◆ **Requirement**:
For the copy, please give all of the data again exactly and leave the pictures out.

** Start Data extract **

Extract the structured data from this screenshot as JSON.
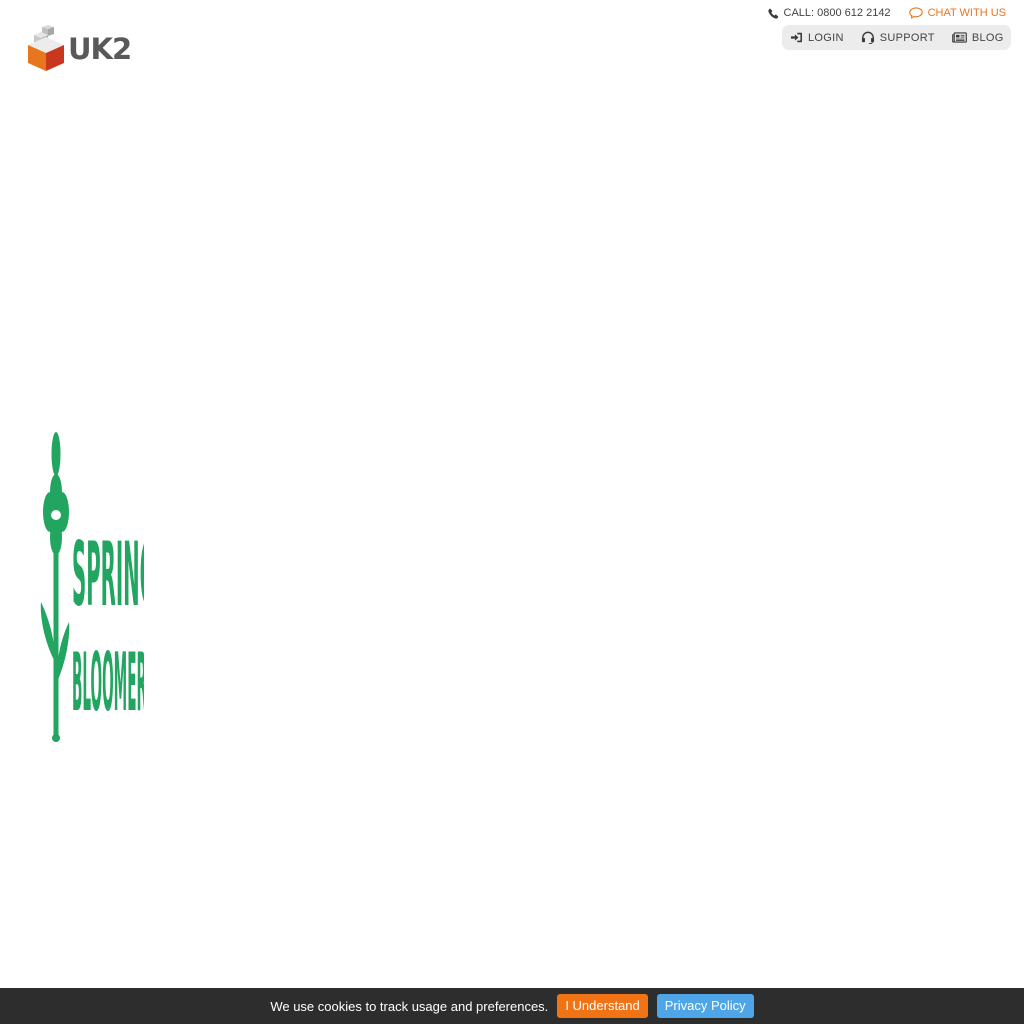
{
  "brand": {
    "name": "UK2",
    "colors": {
      "orange": "#e8761e",
      "red": "#c9381e",
      "grey": "#595959",
      "green": "#22a560"
    }
  },
  "top_bar": {
    "call": {
      "icon": "phone-icon",
      "label": "CALL: 0800 612 2142"
    },
    "chat": {
      "icon": "chat-bubble-icon",
      "label": "CHAT WITH US"
    }
  },
  "nav": {
    "items": [
      {
        "icon": "login-icon",
        "label": "LOGIN"
      },
      {
        "icon": "headset-icon",
        "label": "SUPPORT"
      },
      {
        "icon": "newspaper-icon",
        "label": "BLOG"
      }
    ]
  },
  "promo": {
    "line1": "SPRING",
    "line2": "BLOOMERS"
  },
  "cookie_bar": {
    "message": "We use cookies to track usage and preferences.",
    "accept_label": "I Understand",
    "policy_label": "Privacy Policy"
  }
}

** End Data extract **

◆ **Problem solution**:
Extract the structured data from this screenshot as JSON.
{
  "brand": {
    "name": "UK2",
    "colors": {
      "orange": "#e8761e",
      "red": "#c9381e",
      "grey": "#595959",
      "green": "#22a560"
    }
  },
  "top_bar": {
    "call": {
      "icon": "phone-icon",
      "label": "CALL: 0800 612 2142"
    },
    "chat": {
      "icon": "chat-bubble-icon",
      "label": "CHAT WITH US"
    }
  },
  "nav": {
    "items": [
      {
        "icon": "login-icon",
        "label": "LOGIN"
      },
      {
        "icon": "headset-icon",
        "label": "SUPPORT"
      },
      {
        "icon": "newspaper-icon",
        "label": "BLOG"
      }
    ]
  },
  "promo": {
    "line1": "SPRING",
    "line2": "BLOOMERS"
  },
  "cookie_bar": {
    "message": "We use cookies to track usage and preferences.",
    "accept_label": "I Understand",
    "policy_label": "Privacy Policy"
  }
}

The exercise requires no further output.